-- begin --

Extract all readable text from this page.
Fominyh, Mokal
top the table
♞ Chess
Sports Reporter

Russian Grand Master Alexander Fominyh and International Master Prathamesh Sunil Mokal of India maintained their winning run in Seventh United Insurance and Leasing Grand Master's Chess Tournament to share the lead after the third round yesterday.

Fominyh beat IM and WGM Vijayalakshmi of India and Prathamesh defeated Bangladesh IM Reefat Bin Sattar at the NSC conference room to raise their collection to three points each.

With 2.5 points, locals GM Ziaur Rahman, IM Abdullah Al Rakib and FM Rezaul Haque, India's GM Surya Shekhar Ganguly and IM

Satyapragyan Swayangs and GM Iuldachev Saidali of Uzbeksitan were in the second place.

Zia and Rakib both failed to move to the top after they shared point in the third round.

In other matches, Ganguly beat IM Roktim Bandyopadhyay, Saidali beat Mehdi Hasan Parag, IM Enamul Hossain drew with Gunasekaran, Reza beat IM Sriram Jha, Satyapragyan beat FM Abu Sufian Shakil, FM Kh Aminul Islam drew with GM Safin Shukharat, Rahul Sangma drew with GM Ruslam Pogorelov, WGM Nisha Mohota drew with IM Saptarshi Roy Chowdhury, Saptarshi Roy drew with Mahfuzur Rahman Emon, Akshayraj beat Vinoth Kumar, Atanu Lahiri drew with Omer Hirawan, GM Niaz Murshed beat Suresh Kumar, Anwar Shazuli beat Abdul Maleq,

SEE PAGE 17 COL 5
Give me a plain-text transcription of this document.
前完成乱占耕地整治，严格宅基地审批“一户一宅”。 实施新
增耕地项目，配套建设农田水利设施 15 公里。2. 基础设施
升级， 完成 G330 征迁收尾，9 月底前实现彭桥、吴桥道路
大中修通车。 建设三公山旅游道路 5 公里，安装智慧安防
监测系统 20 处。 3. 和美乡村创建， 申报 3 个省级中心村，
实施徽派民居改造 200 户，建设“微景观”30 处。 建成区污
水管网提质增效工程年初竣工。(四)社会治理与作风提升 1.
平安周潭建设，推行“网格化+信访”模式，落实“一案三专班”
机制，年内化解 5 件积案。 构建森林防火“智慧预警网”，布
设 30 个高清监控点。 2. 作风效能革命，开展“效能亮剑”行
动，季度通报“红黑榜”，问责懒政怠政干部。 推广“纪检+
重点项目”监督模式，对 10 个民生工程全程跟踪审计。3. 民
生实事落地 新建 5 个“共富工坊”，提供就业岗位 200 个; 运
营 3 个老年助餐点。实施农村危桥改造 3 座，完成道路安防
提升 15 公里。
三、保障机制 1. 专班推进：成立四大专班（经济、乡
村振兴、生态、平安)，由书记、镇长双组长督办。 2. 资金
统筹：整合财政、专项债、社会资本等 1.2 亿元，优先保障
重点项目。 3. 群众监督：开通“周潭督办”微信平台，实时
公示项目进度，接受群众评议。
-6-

-- end --

### TASK TO CARRY OUT
Write the listing out again, exactly as it reads.

### OUTPUT BELOW
Extract all readable text from this page.
Fominyh, Mokal
top the table
♞ Chess
Sports Reporter

Russian Grand Master Alexander Fominyh and International Master Prathamesh Sunil Mokal of India maintained their winning run in Seventh United Insurance and Leasing Grand Master's Chess Tournament to share the lead after the third round yesterday.

Fominyh beat IM and WGM Vijayalakshmi of India and Prathamesh defeated Bangladesh IM Reefat Bin Sattar at the NSC conference room to raise their collection to three points each.

With 2.5 points, locals GM Ziaur Rahman, IM Abdullah Al Rakib and FM Rezaul Haque, India's GM Surya Shekhar Ganguly and IM

Satyapragyan Swayangs and GM Iuldachev Saidali of Uzbeksitan were in the second place.

Zia and Rakib both failed to move to the top after they shared point in the third round.

In other matches, Ganguly beat IM Roktim Bandyopadhyay, Saidali beat Mehdi Hasan Parag, IM Enamul Hossain drew with Gunasekaran, Reza beat IM Sriram Jha, Satyapragyan beat FM Abu Sufian Shakil, FM Kh Aminul Islam drew with GM Safin Shukharat, Rahul Sangma drew with GM Ruslam Pogorelov, WGM Nisha Mohota drew with IM Saptarshi Roy Chowdhury, Saptarshi Roy drew with Mahfuzur Rahman Emon, Akshayraj beat Vinoth Kumar, Atanu Lahiri drew with Omer Hirawan, GM Niaz Murshed beat Suresh Kumar, Anwar Shazuli beat Abdul Maleq,

SEE PAGE 17 COL 5
Give me a plain-text transcription of this document.
前完成乱占耕地整治，严格宅基地审批“一户一宅”。 实施新
增耕地项目，配套建设农田水利设施 15 公里。2. 基础设施
升级， 完成 G330 征迁收尾，9 月底前实现彭桥、吴桥道路
大中修通车。 建设三公山旅游道路 5 公里，安装智慧安防
监测系统 20 处。 3. 和美乡村创建， 申报 3 个省级中心村，
实施徽派民居改造 200 户，建设“微景观”30 处。 建成区污
水管网提质增效工程年初竣工。(四)社会治理与作风提升 1.
平安周潭建设，推行“网格化+信访”模式，落实“一案三专班”
机制，年内化解 5 件积案。 构建森林防火“智慧预警网”，布
设 30 个高清监控点。 2. 作风效能革命，开展“效能亮剑”行
动，季度通报“红黑榜”，问责懒政怠政干部。 推广“纪检+
重点项目”监督模式，对 10 个民生工程全程跟踪审计。3. 民
生实事落地 新建 5 个“共富工坊”，提供就业岗位 200 个; 运
营 3 个老年助餐点。实施农村危桥改造 3 座，完成道路安防
提升 15 公里。
三、保障机制 1. 专班推进：成立四大专班（经济、乡
村振兴、生态、平安)，由书记、镇长双组长督办。 2. 资金
统筹：整合财政、专项债、社会资本等 1.2 亿元，优先保障
重点项目。 3. 群众监督：开通“周潭督办”微信平台，实时
公示项目进度，接受群众评议。
-6-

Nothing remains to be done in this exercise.